*Directive*
Extract all of the lines below verbatim, leaving the pictures out of your answer.

[Element placement data]
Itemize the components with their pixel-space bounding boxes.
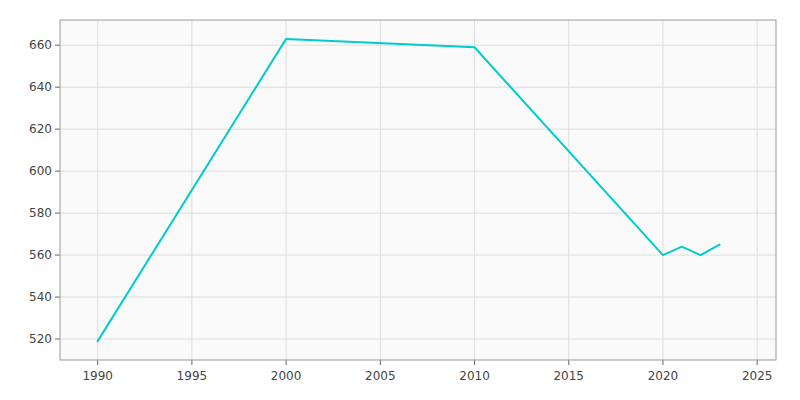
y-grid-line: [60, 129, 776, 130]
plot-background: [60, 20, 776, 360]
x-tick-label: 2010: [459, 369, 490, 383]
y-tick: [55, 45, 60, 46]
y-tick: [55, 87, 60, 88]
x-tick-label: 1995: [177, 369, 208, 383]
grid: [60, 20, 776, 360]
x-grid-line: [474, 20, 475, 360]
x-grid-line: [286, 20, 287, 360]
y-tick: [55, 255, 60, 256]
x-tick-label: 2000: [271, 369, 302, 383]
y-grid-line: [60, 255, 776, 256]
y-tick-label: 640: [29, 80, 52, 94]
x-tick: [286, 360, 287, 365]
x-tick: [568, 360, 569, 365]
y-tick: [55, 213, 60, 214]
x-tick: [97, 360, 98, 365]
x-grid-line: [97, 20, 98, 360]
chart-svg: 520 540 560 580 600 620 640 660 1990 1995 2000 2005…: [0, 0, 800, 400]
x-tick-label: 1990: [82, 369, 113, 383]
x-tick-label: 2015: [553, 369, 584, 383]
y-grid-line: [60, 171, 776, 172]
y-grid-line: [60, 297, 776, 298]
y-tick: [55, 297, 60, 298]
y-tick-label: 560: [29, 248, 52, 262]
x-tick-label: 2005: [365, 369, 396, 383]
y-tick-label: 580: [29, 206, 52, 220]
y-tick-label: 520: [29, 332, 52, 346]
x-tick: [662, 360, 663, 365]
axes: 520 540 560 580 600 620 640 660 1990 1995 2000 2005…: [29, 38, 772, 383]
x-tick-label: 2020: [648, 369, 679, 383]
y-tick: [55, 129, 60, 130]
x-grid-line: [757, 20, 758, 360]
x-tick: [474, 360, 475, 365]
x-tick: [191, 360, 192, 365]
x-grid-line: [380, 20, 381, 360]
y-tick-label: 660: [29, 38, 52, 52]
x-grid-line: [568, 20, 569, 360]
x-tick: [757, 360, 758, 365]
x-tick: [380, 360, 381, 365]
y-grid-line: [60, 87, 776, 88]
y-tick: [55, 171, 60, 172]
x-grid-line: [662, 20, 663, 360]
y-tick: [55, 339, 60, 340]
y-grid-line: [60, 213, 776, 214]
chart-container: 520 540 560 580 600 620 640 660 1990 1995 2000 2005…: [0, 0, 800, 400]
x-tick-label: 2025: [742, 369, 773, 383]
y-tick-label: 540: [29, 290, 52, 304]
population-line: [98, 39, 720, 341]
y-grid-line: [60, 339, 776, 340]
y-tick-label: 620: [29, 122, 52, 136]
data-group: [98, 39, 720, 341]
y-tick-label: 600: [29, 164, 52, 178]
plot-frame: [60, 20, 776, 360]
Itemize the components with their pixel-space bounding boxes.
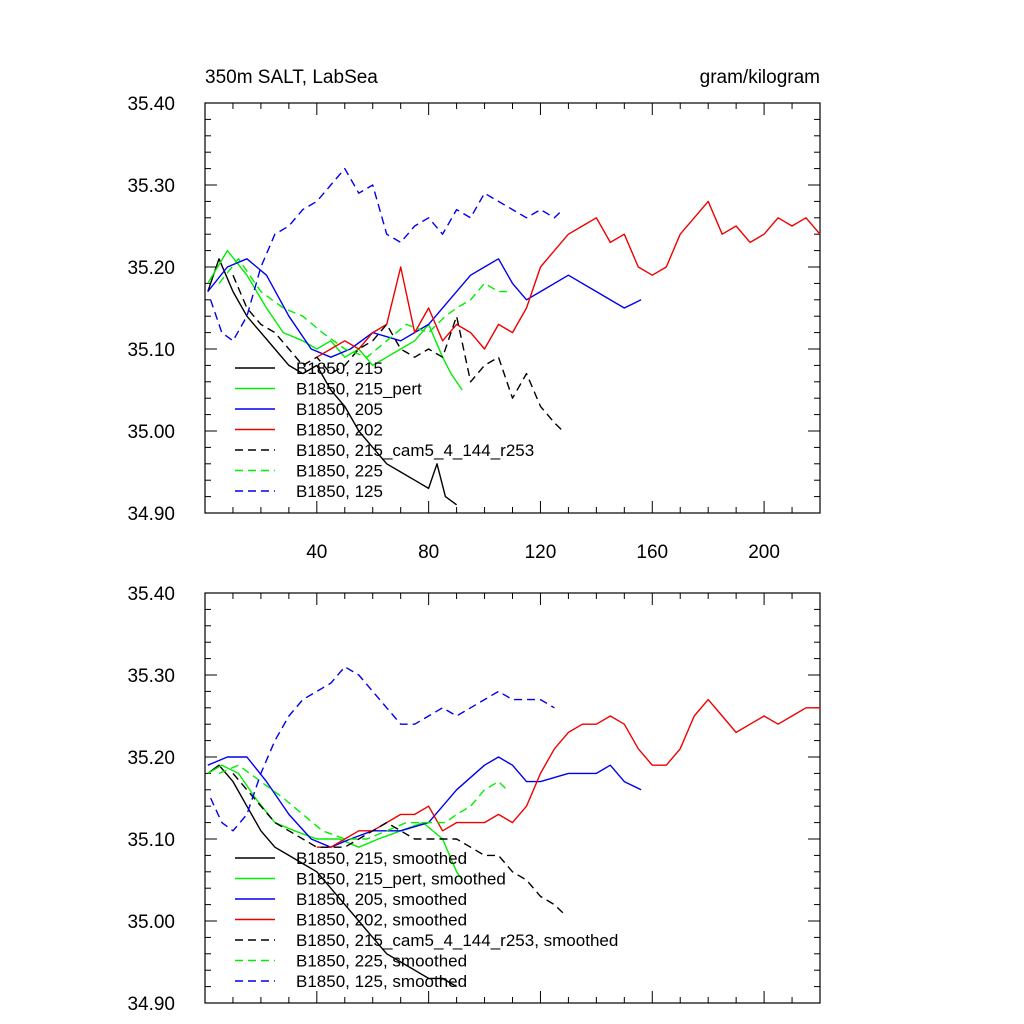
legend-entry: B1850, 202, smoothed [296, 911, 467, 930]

*Reply to the task*
Itemize the components with their pixel-space bounding boxes.
y-grid-line: [60, 129, 776, 130]
plot-background: [60, 20, 776, 360]
x-tick-label: 2010: [459, 369, 490, 383]
y-tick: [55, 45, 60, 46]
y-tick: [55, 87, 60, 88]
x-tick-label: 1995: [177, 369, 208, 383]
grid: [60, 20, 776, 360]
x-grid-line: [474, 20, 475, 360]
x-grid-line: [286, 20, 287, 360]
y-tick: [55, 255, 60, 256]
x-tick-label: 2000: [271, 369, 302, 383]
y-grid-line: [60, 255, 776, 256]
y-tick-label: 640: [29, 80, 52, 94]
x-tick: [286, 360, 287, 365]
x-tick: [568, 360, 569, 365]
y-tick: [55, 213, 60, 214]
x-tick: [97, 360, 98, 365]
x-grid-line: [97, 20, 98, 360]
chart-svg: 520 540 560 580 600 620 640 660 1990 1995 2000 2005…: [0, 0, 800, 400]
x-tick-label: 1990: [82, 369, 113, 383]
x-tick-label: 2015: [553, 369, 584, 383]
y-grid-line: [60, 171, 776, 172]
y-grid-line: [60, 297, 776, 298]
y-tick: [55, 297, 60, 298]
y-tick-label: 560: [29, 248, 52, 262]
x-tick-label: 2005: [365, 369, 396, 383]
y-tick-label: 580: [29, 206, 52, 220]
y-tick-label: 520: [29, 332, 52, 346]
x-tick: [662, 360, 663, 365]
axes: 520 540 560 580 600 620 640 660 1990 1995 2000 2005…: [29, 38, 772, 383]
x-tick-label: 2020: [648, 369, 679, 383]
y-tick: [55, 129, 60, 130]
x-grid-line: [757, 20, 758, 360]
x-tick: [474, 360, 475, 365]
x-tick: [191, 360, 192, 365]
x-grid-line: [380, 20, 381, 360]
y-tick-label: 660: [29, 38, 52, 52]
x-grid-line: [568, 20, 569, 360]
x-tick: [757, 360, 758, 365]
x-tick: [380, 360, 381, 365]
y-grid-line: [60, 87, 776, 88]
y-tick: [55, 171, 60, 172]
x-grid-line: [662, 20, 663, 360]
y-tick: [55, 339, 60, 340]
y-grid-line: [60, 213, 776, 214]
chart-container: 520 540 560 580 600 620 640 660 1990 1995 2000 2005…: [0, 0, 800, 400]
x-tick-label: 2025: [742, 369, 773, 383]
y-tick-label: 540: [29, 290, 52, 304]
population-line: [98, 39, 720, 341]
y-grid-line: [60, 339, 776, 340]
y-tick-label: 620: [29, 122, 52, 136]
data-group: [98, 39, 720, 341]
y-tick-label: 600: [29, 164, 52, 178]
plot-frame: [60, 20, 776, 360]
Itemize the components with their pixel-space bounding boxes.
legend-entry: B1850, 202, smoothed [296, 911, 467, 930]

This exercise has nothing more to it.